* _Extract_:
PS I probley will find something else but I think my workflow will be busy on the game side of things.
Sorry for hijacking the thread but I have a very similar problem as the OP. After reading the forums for hours and hours I can't seem to find a solution for it. So here goes the stupid question:
How can I scale the bones of the animation so that I can use multiple different texture sheets?
Some background info:
Using Unity, C# runtime to import the animations to Unity(I have seen the instruction video). Animations work really well and look awesome but as the original graphics are so high quality(5k x 5k) the character looks bad inside the game and takes too much space.
Using the scale in the skeletonData only affects to the scaling of the world size not the actual texture size.
If I scale the exported texture sheet from Spine to for example 50% manually . I can't find a place for the bone scale and it breaks the animation. I have tried adding the scale to both of the .json file as well as to the .atlas file without any luck. Just need the sync for the bones and the textures depending on texture size.
It can't be this hard
Here's a scenario: You create your art at 5x resolution and design your skeleton and animations in Spine at this resolution. Now you want to use the art and skeletons in your game at multiple lower resolutions: 0.2 is normal size, 0.1 is half size for small screens, and 0.4 is double size for large screens.
You need three separate texture atlases at each of these sizes. The Spine packer doesn't currently do resizing, so you'll need to write a script with something like Imagemagick (freeware) or Photoshop to batch process your images to the needed sizes. You can then pack the images using Spine. Alternatively you can use Texture Packer Pro (3rd party payware) to pack the images (choose the libgdx texture atlas export format).
Now that you have 3 atlases, in your game you can choose the correct atlas and scale based on the user's screen size. For the 0.2 atlas set the SkeletonJson (SkeletonData in Unity) scale to 0.2, for the 0.1 atlas set the scale to 0.1, and for the 0.4 atlas set the scale to 0.4.
Thanks Nate for the reply, it cleared a lot of things!
Just to be sure the phases are:
- Create the animation with the original art and export the animation to the .json and .atlas files
- Scale down the original parts to what ever size
- Use the Spine texture packer to recreate an atlas for the new size
- Use this new atlas along with the new texture sheet in Unity.

* _Page layout parsing data_:
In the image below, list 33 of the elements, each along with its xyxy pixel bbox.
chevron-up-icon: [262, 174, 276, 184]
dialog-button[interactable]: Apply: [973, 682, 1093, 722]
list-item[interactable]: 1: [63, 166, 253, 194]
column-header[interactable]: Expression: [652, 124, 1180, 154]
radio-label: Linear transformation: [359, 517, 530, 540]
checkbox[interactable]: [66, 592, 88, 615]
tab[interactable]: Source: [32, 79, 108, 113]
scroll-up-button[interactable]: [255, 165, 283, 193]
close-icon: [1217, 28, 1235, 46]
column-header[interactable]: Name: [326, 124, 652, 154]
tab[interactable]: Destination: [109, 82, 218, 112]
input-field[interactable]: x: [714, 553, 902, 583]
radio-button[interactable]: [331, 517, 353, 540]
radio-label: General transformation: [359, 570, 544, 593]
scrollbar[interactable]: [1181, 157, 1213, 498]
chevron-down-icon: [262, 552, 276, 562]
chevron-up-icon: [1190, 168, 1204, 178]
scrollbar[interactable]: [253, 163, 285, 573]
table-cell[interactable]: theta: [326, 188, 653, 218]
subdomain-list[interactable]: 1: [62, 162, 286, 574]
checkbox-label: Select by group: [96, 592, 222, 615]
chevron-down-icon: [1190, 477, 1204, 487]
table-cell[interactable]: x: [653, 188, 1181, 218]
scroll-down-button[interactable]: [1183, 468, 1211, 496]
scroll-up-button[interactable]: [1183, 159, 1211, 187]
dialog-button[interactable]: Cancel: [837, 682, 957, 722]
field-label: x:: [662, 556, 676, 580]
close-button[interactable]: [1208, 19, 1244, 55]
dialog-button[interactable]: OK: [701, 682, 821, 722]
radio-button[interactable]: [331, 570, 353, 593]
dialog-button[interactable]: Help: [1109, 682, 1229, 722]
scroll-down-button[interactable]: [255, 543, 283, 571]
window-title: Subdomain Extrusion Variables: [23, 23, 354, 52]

* _Exercises to complete_:
**1.** According to the forum thread about Spine scaling, why do you need a script in a tool such as Imagemagick or Photoshop to get the images to the needed sizes?
**2.** List each step in the summary of phases that the poster gives near the end of the Spine scaling thread.
**3.** Pick up the forum thread about Spine scaling after its last line and continue it.

* _Results of the exercise_:
**1.** You need a separate script because the Spine packer doesn't currently resize images. The script batch-processes the images to each needed size, and then they can be packed with Spine.

**2.**
- Create the animation with the original art and export the animation to the .json and .atlas files
- Scale down the original parts to what ever size
- Use the Spine texture packer to recreate an atlas for the new size
- Use this new atlas along with the new texture sheet in Unity.

**3.**
Do I need to care about the paths or anything inside the .json or .atlas files? As if I have understood correctly the .json file has all the bone/animation information and .atlas the graphical info. So these two files should match along with the sprite sheet.
Names in the atlas need to match the names of the RegionAttachments, that is all.
And an additional quirk:
Even if you assign the image to the material and correctly assign the material to your Spine-Unity atlas asset;
The generic Spine-C# will still try to search for the filename specified inside the libGDX .atlas.txt file. (since, being generic, it has no knowledge of Unity's structure. or does it? I recall it switching from using the material's filename to one of the material's member fields. while the atlas image file no longer needs to be the same as the material name, it seems to still need to follow the filename in the .atlas.txt file?)
In other words, renaming your image file after it's been packed will cause spine-C# to not be able to find it and cause bright pink rectangles to be drawn.
(this topic reminded me of this problem we had a couple of months ago. Should we add this to the github readme, Nate?)
Thanks both of you, now I magically got it to work!
Would it be possible to have different sheet scaling options inside Spine? So you could automatically do like 5 different sheet sizes and atlases when exporting.
Resizing options for packing are planned.
Pharan, runtime specific documentation is always welcome!